[TASK TO COMPLETE]
Present every line in which the string "Marí" appears.

[RECORDS SHOWN]
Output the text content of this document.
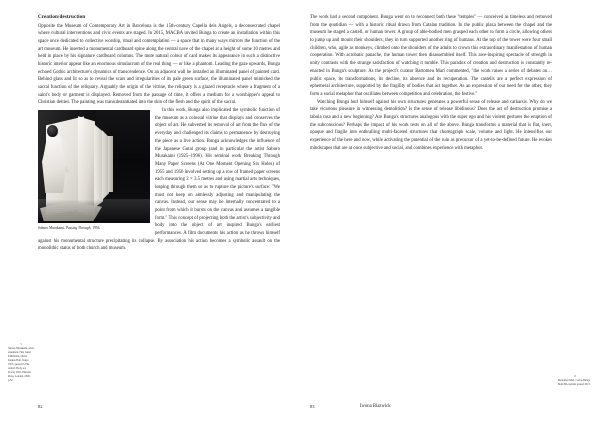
Creation/destruction

Opposite the Museum of Contemporary Art in Barcelona is the 15th-century Capella dels Angels, a deconsecrated chapel where cultural interventions and civic events are staged. In 2015, MACBA invited Bunga to create an installation within this space once dedicated to collective worship, ritual and contemplation — a space that in many ways mirrors the function of the art museum. He inserted a monumental cardboard spine along the central nave of the chapel at a height of some 10 metres and held in place by his signature cardboard columns. The mute natural colour of card makes its appearance in such a distinctive historic interior appear like an enormous simulacrum of the real thing — or like a phantom. Leading the gaze upwards, Bunga echoed Gothic architecture's dynamics of transcendence. On an adjacent wall he installed an illuminated panel of painted card. Behind glass and lit so as to reveal the scars and irregularities of its pale green surface, the illuminated panel mimicked the sacral function of the reliquary. Arguably the origin of the vitrine, the reliquary is a glazed receptacle where a fragment of a saint's body or garment is displayed. Removed from the passage of time, it offers a medium for a worshipper's appeal to Christian deities. The painting was transubstantiated into the skin of the flesh and the spirit of the sacral.

Saburo Murakami, Passing Through, 1956.

In this work, Bunga also implicated the symbolic function of the museum as a colossal vitrine that displays and conserves the object of art. He subverted its removal of art from the flux of the everyday and challenged its claims to permanence by destroying the piece as a live action. Bunga acknowledges the influence of the Japanese Gutai group (and in particular the artist Saburo Murakami (1925–1996). His seminal work Breaking Through Many Paper Screens (At One Moment Opening Six Holes) of 1955 and 1956 involved setting up a row of framed paper screens each measuring 2 × 3.5 metres and using martial arts techniques, leaping through them so as to rupture the picture's surface: "We must not keep on aimlessly adjusting and manipulating the canvas. Instead, our sense may be internally concentrated to a point from which it bursts on the canvas and assumes a tangible form." This concept of projecting both the artist's subjectivity and body into the object of art inspired Bunga's earliest performances. A film documents his action as he throws himself against his monumental structure precipitating its collapse. By association his action becomes a symbolic assault on the monolithic status of both church and museum.

5
Saburo Murakami, artist statement, First Gutai Exhibition, Ohara Kaikan Hall, Tokyo 1955, quoted in The Artist's Body, ed. Tracey Warr, Phaidon Press, London, 2000, p.52.
82

The work had a second component. Bunga went on to reconnect both these "temples" — conceived as timeless and removed from the quotidian — with a historic ritual drawn from Catalan tradition. In the public plaza between the chapel and the museum he staged a castell, or human tower. A group of able-bodied men grasped each other to form a circle, allowing others to jump up and mount their shoulders; they in turn supported another ring of humans. At the top of the tower were four small children, who, agile as monkeys, climbed onto the shoulders of the adults to crown this extraordinary manifestation of human cooperation. With acrobatic panache, the human tower then disassembled itself. This awe-inspiring spectacle of strength in unity contrasts with the strange satisfaction of watching it tumble. This paradox of creation and destruction is constantly re-enacted in Bunga's sculpture. As the project's curator Bartomeu Marí commented, "the work raises a series of debates on… public space, its transformations, its decline, its absence and its recuperation. The castells are a perfect expression of ephemeral architecture, supported by the fragility of bodies that act together. As an expression of our need for the other, they form a social metaphor that oscillates between competition and celebration, the festive."

Watching Bunga hurl himself against his own structures generates a powerful sense of release and catharsis. Why do we take vicarious pleasure in witnessing demolition? Is the sense of release libidinous? Does the act of destruction promise a tabula rasa and a new beginning? Are Bunga's structures analogous with the super ego and his violent gestures the eruption of the subconscious? Perhaps the impact of his work rests on all of the above. Bunga transforms a material that is flat, inert, opaque and fragile into enthralling multi-faceted structures that choreograph scale, volume and light. He intensifies our experience of the here and now, while activating the potential of the ruin as precursor of a yet-to-be-defined future. He evokes mindscapes that are at once subjective and social, and combines experience with metaphor.

6
Bartomeu Marí, Carlos Bunga, MACBA website posted 2015.
83	Iwona Blazwick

[IN RESPONSE]
The work had a second component. Bunga went on to reconnect both these "temples" — conceived as timeless and removed from the quotidian — with a historic ritual drawn from Catalan tradition. In the public plaza between the chapel and the museum he staged a castell, or human tower. A group of able-bodied men grasped each other to form a circle, allowing others to jump up and mount their shoulders; they in turn supported another ring of humans. At the top of the tower were four small children, who, agile as monkeys, climbed onto the shoulders of the adults to crown this extraordinary manifestation of human cooperation. With acrobatic panache, the human tower then disassembled itself. This awe-inspiring spectacle of strength in unity contrasts with the strange satisfaction of watching it tumble. This paradox of creation and destruction is constantly re-enacted in Bunga's sculpture. As the project's curator Bartomeu Marí commented, "the work raises a series of debates on… public space, its transformations, its decline, its absence and its recuperation. The castells are a perfect expression of ephemeral architecture, supported by the fragility of bodies that act together. As an expression of our need for the other, they form a social metaphor that oscillates between competition and celebration, the festive."
Bartomeu Marí, Carlos Bunga, MACBA website posted 2015.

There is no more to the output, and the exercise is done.